Stored items
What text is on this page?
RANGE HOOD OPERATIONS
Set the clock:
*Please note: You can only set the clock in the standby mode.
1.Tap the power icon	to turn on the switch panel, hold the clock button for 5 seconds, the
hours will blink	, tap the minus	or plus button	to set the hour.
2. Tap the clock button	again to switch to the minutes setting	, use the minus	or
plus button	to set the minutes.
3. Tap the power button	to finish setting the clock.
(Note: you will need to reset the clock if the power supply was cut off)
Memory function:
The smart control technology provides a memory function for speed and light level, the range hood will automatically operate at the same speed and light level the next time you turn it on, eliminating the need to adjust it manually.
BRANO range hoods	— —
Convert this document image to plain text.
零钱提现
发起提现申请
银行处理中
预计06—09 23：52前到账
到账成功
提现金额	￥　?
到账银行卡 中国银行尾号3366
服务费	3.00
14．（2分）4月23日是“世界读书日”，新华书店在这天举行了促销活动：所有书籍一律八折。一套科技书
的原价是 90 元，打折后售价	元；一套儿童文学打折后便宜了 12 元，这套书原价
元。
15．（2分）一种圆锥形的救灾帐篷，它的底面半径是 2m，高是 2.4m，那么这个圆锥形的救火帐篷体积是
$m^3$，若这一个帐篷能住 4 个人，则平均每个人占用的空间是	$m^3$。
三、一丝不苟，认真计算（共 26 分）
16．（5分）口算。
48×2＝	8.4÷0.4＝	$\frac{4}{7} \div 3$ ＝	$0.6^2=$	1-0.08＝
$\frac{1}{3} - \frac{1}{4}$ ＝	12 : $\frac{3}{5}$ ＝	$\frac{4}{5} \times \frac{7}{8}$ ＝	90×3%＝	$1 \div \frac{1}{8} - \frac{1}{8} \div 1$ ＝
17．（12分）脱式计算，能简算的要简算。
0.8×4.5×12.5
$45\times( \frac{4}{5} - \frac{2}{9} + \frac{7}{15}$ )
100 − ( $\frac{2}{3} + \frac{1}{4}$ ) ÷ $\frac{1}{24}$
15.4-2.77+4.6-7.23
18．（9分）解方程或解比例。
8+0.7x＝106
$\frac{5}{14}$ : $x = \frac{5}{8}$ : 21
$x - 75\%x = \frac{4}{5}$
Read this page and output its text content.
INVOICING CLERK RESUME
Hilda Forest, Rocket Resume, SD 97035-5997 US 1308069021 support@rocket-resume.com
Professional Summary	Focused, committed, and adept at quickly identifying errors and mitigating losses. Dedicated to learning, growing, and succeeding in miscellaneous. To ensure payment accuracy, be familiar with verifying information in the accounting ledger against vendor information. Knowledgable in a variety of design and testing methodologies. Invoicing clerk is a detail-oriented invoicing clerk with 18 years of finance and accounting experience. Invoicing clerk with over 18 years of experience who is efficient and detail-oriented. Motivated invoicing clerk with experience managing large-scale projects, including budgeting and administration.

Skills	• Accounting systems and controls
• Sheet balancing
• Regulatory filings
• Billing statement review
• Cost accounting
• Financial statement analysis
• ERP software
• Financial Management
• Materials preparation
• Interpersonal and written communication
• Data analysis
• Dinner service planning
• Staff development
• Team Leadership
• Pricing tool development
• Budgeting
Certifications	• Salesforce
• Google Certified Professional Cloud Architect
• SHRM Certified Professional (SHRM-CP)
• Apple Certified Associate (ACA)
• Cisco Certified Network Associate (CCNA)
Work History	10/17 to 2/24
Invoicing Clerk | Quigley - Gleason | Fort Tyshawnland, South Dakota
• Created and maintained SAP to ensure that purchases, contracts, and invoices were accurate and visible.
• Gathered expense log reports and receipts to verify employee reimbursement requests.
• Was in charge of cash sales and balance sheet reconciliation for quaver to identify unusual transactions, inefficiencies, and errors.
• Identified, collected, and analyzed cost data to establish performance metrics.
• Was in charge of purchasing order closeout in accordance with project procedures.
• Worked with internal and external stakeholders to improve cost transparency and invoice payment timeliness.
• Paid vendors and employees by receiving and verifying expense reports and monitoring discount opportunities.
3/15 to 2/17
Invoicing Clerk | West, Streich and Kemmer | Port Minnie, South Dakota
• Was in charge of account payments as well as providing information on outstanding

> _Task requirements_
Copy every record exactly, with nothing added or dropped.

> _Worked solution_
What text is on this page?
RANGE HOOD OPERATIONS
Set the clock:
*Please note: You can only set the clock in the standby mode.
1.Tap the power icon	to turn on the switch panel, hold the clock button for 5 seconds, the
hours will blink	, tap the minus	or plus button	to set the hour.
2. Tap the clock button	again to switch to the minutes setting	, use the minus	or
plus button	to set the minutes.
3. Tap the power button	to finish setting the clock.
(Note: you will need to reset the clock if the power supply was cut off)
Memory function:
The smart control technology provides a memory function for speed and light level, the range hood will automatically operate at the same speed and light level the next time you turn it on, eliminating the need to adjust it manually.
BRANO range hoods	— —
Convert this document image to plain text.
零钱提现
发起提现申请
银行处理中
预计06—09 23：52前到账
到账成功
提现金额	￥　?
到账银行卡 中国银行尾号3366
服务费	3.00
14．（2分）4月23日是“世界读书日”，新华书店在这天举行了促销活动：所有书籍一律八折。一套科技书
的原价是 90 元，打折后售价	元；一套儿童文学打折后便宜了 12 元，这套书原价
元。
15．（2分）一种圆锥形的救灾帐篷，它的底面半径是 2m，高是 2.4m，那么这个圆锥形的救火帐篷体积是
$m^3$，若这一个帐篷能住 4 个人，则平均每个人占用的空间是	$m^3$。
三、一丝不苟，认真计算（共 26 分）
16．（5分）口算。
48×2＝	8.4÷0.4＝	$\frac{4}{7} \div 3$ ＝	$0.6^2=$	1-0.08＝
$\frac{1}{3} - \frac{1}{4}$ ＝	12 : $\frac{3}{5}$ ＝	$\frac{4}{5} \times \frac{7}{8}$ ＝	90×3%＝	$1 \div \frac{1}{8} - \frac{1}{8} \div 1$ ＝
17．（12分）脱式计算，能简算的要简算。
0.8×4.5×12.5
$45\times( \frac{4}{5} - \frac{2}{9} + \frac{7}{15}$ )
100 − ( $\frac{2}{3} + \frac{1}{4}$ ) ÷ $\frac{1}{24}$
15.4-2.77+4.6-7.23
18．（9分）解方程或解比例。
8+0.7x＝106
$\frac{5}{14}$ : $x = \frac{5}{8}$ : 21
$x - 75\%x = \frac{4}{5}$
Read this page and output its text content.
INVOICING CLERK RESUME
Hilda Forest, Rocket Resume, SD 97035-5997 US 1308069021 support@rocket-resume.com
Professional Summary	Focused, committed, and adept at quickly identifying errors and mitigating losses. Dedicated to learning, growing, and succeeding in miscellaneous. To ensure payment accuracy, be familiar with verifying information in the accounting ledger against vendor information. Knowledgable in a variety of design and testing methodologies. Invoicing clerk is a detail-oriented invoicing clerk with 18 years of finance and accounting experience. Invoicing clerk with over 18 years of experience who is efficient and detail-oriented. Motivated invoicing clerk with experience managing large-scale projects, including budgeting and administration.

Skills	• Accounting systems and controls
• Sheet balancing
• Regulatory filings
• Billing statement review
• Cost accounting
• Financial statement analysis
• ERP software
• Financial Management
• Materials preparation
• Interpersonal and written communication
• Data analysis
• Dinner service planning
• Staff development
• Team Leadership
• Pricing tool development
• Budgeting
Certifications	• Salesforce
• Google Certified Professional Cloud Architect
• SHRM Certified Professional (SHRM-CP)
• Apple Certified Associate (ACA)
• Cisco Certified Network Associate (CCNA)
Work History	10/17 to 2/24
Invoicing Clerk | Quigley - Gleason | Fort Tyshawnland, South Dakota
• Created and maintained SAP to ensure that purchases, contracts, and invoices were accurate and visible.
• Gathered expense log reports and receipts to verify employee reimbursement requests.
• Was in charge of cash sales and balance sheet reconciliation for quaver to identify unusual transactions, inefficiencies, and errors.
• Identified, collected, and analyzed cost data to establish performance metrics.
• Was in charge of purchasing order closeout in accordance with project procedures.
• Worked with internal and external stakeholders to improve cost transparency and invoice payment timeliness.
• Paid vendors and employees by receiving and verifying expense reports and monitoring discount opportunities.
3/15 to 2/17
Invoicing Clerk | West, Streich and Kemmer | Port Minnie, South Dakota
• Was in charge of account payments as well as providing information on outstanding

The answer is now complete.